— WHAT THE TASK REQUIRES —
Find the number of lines containing the string "Funkce" in the data. Answer with the number by itself.

==================================================

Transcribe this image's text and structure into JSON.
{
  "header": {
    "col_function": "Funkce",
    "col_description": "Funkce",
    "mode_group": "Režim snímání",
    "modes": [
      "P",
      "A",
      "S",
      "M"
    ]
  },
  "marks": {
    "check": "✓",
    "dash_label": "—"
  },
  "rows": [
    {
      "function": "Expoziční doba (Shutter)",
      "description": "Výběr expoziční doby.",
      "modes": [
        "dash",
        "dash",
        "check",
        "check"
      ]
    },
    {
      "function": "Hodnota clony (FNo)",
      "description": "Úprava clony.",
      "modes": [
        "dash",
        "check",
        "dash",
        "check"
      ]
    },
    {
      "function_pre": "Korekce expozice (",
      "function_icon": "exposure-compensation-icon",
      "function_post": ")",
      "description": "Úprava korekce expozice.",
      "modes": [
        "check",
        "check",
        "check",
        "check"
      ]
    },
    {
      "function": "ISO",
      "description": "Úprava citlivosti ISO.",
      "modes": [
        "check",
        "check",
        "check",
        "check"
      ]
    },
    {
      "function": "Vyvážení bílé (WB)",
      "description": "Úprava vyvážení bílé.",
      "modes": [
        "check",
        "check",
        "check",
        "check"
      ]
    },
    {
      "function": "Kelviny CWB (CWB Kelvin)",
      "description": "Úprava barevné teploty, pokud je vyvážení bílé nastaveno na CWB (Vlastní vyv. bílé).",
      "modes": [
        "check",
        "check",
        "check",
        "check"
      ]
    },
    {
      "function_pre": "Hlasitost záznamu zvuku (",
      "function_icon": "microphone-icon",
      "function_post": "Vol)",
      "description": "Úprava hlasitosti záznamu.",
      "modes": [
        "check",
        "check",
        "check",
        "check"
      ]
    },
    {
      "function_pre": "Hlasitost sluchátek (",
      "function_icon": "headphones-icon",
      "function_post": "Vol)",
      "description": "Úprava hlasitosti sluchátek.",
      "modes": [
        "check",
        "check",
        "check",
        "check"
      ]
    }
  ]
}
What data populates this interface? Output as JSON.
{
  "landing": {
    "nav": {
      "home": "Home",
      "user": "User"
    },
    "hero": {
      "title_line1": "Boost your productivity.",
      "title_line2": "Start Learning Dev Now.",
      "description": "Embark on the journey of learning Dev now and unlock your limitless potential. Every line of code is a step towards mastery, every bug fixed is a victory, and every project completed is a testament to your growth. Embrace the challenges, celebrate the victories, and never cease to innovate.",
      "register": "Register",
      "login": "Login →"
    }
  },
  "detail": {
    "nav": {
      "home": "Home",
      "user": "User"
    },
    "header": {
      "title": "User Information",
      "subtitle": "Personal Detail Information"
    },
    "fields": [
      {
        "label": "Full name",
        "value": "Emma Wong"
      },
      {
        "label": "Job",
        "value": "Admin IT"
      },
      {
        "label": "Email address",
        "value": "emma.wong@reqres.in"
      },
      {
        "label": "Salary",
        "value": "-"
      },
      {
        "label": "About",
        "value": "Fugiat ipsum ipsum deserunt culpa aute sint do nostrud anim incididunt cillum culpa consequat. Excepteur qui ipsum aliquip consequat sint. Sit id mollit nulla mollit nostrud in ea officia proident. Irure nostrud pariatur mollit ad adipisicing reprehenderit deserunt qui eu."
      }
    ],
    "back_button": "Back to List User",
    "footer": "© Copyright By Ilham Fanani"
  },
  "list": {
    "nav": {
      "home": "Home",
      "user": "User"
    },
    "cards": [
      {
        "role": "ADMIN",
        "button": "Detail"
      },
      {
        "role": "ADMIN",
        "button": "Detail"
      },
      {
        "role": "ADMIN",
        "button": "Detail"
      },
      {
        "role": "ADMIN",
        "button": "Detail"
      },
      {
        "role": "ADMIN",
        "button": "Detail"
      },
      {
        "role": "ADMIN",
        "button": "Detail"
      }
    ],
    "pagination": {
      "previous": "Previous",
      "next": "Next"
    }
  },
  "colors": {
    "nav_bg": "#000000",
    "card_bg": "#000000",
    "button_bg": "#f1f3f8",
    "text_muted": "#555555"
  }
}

==================================================

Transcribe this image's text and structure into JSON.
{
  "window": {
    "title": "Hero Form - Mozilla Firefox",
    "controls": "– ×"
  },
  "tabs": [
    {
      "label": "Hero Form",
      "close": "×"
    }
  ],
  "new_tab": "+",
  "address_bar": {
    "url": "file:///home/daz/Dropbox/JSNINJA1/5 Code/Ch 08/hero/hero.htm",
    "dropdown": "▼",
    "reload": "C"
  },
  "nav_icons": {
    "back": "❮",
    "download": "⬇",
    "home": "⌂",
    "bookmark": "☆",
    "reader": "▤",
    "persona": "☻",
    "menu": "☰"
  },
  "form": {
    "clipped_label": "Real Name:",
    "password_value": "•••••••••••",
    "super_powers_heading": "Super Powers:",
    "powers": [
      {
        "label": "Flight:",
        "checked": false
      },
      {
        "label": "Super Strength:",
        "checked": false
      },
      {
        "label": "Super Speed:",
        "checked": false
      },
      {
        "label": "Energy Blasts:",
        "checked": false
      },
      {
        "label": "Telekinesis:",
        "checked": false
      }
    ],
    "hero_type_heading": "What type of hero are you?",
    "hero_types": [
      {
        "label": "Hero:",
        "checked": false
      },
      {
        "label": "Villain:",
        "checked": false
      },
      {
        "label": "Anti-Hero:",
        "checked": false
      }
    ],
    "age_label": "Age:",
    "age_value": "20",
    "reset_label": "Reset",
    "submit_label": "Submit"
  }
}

==================================================

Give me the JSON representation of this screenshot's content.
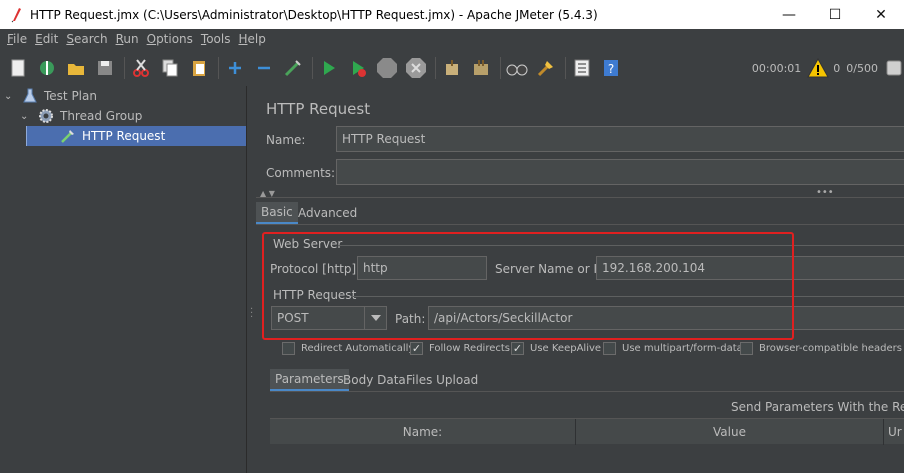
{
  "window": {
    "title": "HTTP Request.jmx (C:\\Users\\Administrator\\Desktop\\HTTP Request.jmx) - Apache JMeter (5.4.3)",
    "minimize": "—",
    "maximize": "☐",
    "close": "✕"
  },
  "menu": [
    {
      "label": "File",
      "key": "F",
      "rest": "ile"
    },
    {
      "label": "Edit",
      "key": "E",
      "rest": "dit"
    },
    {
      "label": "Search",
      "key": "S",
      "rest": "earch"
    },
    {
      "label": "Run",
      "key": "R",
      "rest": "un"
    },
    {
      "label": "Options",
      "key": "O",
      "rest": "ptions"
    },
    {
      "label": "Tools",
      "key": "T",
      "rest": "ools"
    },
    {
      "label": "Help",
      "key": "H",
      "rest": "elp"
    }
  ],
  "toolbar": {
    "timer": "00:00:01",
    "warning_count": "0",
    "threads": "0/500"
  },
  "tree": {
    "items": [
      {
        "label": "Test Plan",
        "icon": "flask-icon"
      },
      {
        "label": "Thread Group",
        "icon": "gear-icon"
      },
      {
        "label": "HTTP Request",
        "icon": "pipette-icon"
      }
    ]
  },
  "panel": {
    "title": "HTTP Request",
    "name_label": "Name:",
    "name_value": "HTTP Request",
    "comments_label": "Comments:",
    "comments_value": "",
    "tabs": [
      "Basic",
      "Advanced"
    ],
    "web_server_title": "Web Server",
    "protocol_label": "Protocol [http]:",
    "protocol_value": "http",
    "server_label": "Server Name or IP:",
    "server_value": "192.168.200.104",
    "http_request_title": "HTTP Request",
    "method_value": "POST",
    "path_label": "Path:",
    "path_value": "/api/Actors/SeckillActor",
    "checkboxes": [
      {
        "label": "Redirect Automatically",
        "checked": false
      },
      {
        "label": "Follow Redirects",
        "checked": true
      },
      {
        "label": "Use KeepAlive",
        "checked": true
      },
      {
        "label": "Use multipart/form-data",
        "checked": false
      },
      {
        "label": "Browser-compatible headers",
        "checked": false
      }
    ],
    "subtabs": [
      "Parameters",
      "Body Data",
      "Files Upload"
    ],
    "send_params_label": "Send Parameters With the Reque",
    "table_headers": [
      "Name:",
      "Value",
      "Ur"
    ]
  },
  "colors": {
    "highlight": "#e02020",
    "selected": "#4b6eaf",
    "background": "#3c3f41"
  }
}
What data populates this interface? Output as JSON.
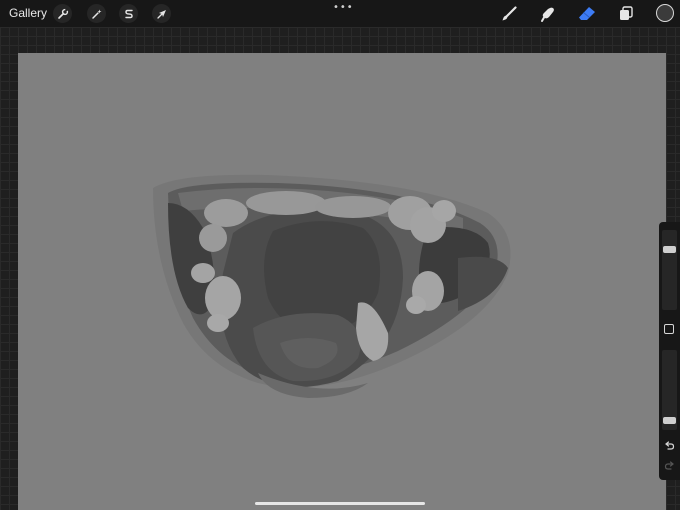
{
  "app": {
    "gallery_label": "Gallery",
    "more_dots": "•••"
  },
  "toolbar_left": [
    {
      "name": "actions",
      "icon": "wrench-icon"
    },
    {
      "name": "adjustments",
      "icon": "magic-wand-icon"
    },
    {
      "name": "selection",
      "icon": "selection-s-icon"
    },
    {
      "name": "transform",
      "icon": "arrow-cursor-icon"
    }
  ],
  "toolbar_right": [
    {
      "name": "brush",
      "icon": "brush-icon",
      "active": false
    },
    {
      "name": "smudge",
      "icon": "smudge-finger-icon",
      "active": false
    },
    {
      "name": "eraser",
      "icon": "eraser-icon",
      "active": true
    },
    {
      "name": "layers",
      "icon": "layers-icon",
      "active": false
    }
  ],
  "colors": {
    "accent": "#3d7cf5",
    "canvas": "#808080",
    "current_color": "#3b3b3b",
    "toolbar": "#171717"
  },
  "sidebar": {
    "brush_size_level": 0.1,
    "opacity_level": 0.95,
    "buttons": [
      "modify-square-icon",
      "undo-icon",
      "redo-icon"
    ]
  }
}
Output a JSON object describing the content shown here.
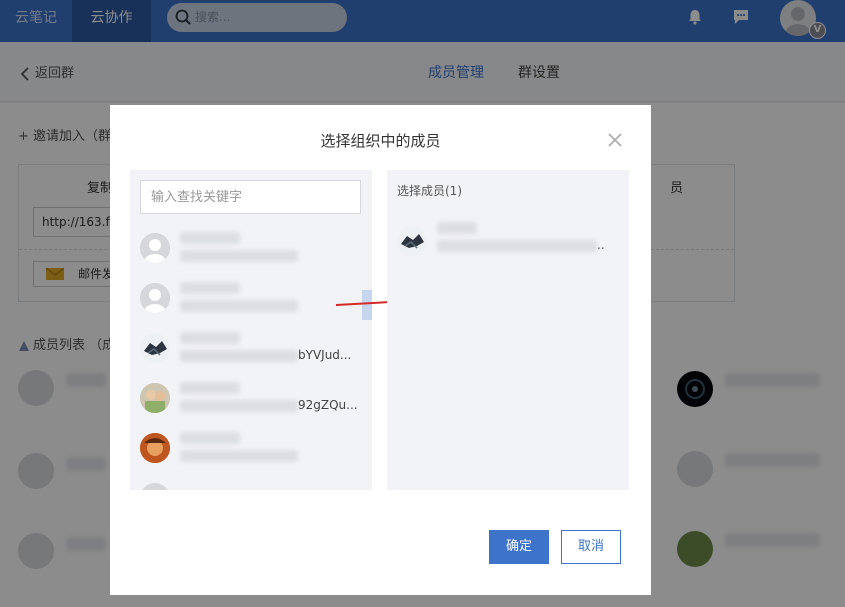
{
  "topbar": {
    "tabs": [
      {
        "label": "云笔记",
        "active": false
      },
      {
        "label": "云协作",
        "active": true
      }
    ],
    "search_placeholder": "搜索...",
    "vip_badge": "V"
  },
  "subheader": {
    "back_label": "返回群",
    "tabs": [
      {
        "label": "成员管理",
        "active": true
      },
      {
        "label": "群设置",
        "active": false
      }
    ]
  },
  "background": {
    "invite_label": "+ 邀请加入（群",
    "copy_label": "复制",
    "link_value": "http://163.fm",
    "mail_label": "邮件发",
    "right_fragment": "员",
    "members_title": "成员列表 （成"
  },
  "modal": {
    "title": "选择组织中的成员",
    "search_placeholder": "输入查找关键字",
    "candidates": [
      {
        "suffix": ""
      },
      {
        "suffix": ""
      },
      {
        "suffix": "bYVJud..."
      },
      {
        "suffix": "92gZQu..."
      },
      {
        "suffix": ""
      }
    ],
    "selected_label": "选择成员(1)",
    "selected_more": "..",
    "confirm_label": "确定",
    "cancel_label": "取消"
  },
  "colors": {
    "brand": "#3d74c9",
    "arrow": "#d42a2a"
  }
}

==================================================

— TASK RESPONSE —
2